◆ **Page extract**

--

For SNP testing we ended up needing to relax this to play along a little
easier with QEMU/etc. and instead just round the size up via:

  size = round_up(size, huge_page_size(h));

The thinking is that since, presumably, the size would span beyond what
we actually bind to any memslots, that KVM will simply map them as 4K
in nested page table, and userspace already causes 4K split and inode
size doesn't change as part of this adjustment so the extra pages would
remain inaccessible.

The accounting might get a little weird but it's probably fair to
document that non-hugepage-aligned gmemfd sizes can result in wasted memory
if userspace wants to fine tune around that.

-Mike

> +
> +	private = kzalloc(sizeof(*private), GFP_KERNEL);
> +	if (!private)

--

◆ **Raw data**

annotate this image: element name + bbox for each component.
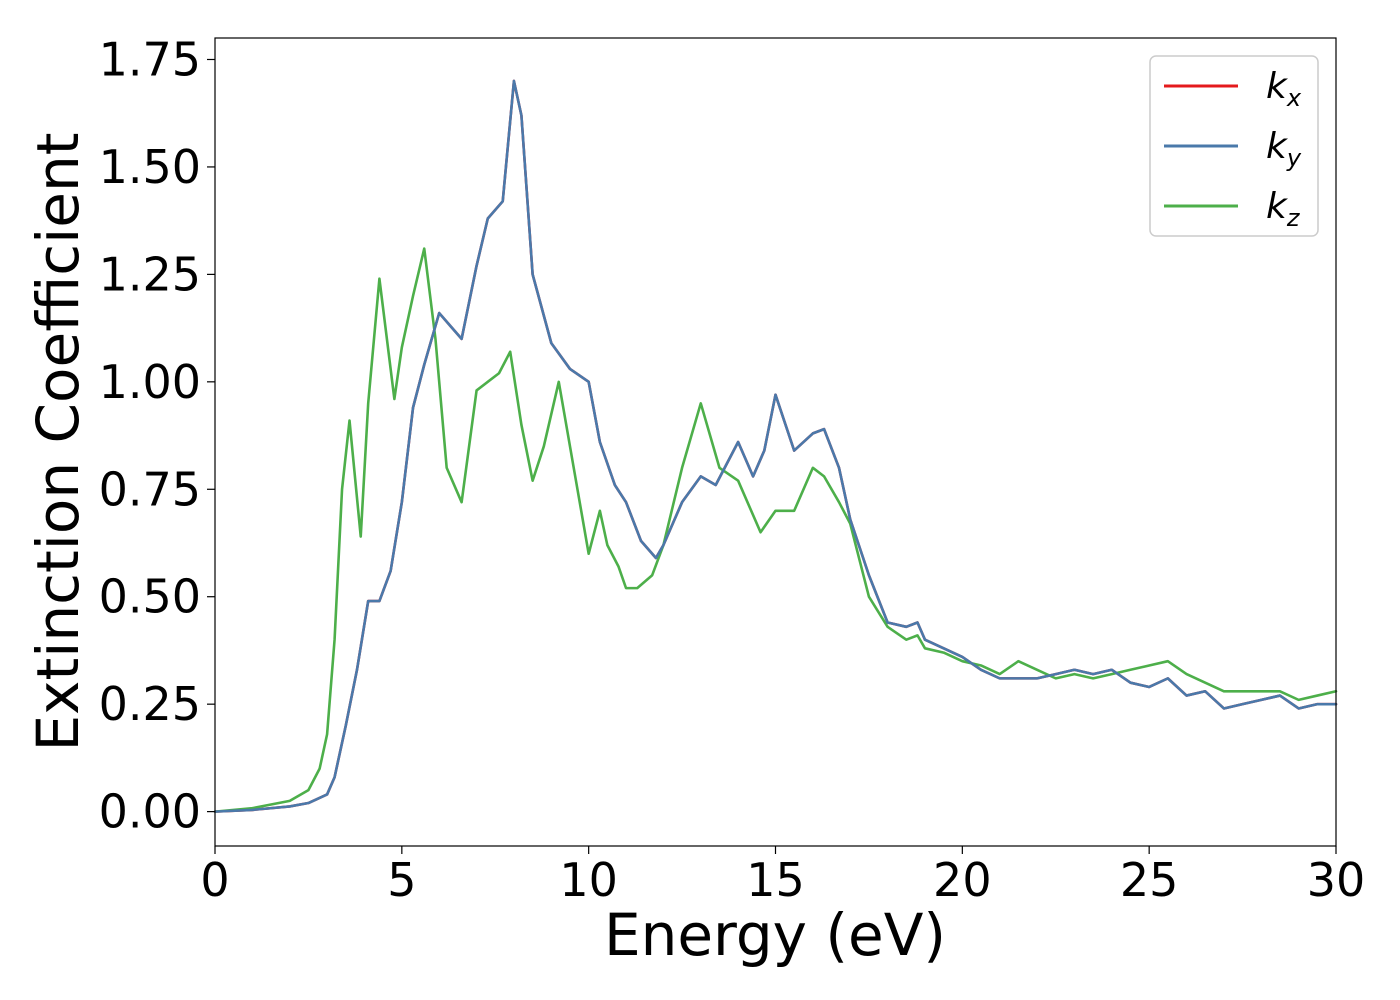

--

◆ **To be done**
1) Retype the mailing-list reply, starting at "For SNP testing" and ending at "tune around that.".
2) Summarize the mailing-list reply in two sentences.
The data that accompanies the mailing-list reply has no connection to it.

◆ **Answers by task**
1)
For SNP testing we ended up needing to relax this to play along a little
easier with QEMU/etc. and instead just round the size up via:

  size = round_up(size, huge_page_size(h));

The thinking is that since, presumably, the size would span beyond what
we actually bind to any memslots, that KVM will simply map them as 4K
in nested page table, and userspace already causes 4K split and inode
size doesn't change as part of this adjustment so the extra pages would
remain inaccessible.

The accounting might get a little weird but it's probably fair to
document that non-hugepage-aligned gmemfd sizes can result in wasted memory
if userspace wants to fine tune around that.

2) For SNP testing, the requirement was relaxed to work more easily with QEMU and similar software, and the size is instead rounded up to the huge page size. The writer reasons that KVM will map the extra range as 4K in the nested page table and that those extra pages will remain inaccessible, and notes that while accounting may get odd, it is fair to document that non-hugepage-aligned gmemfd sizes can waste memory.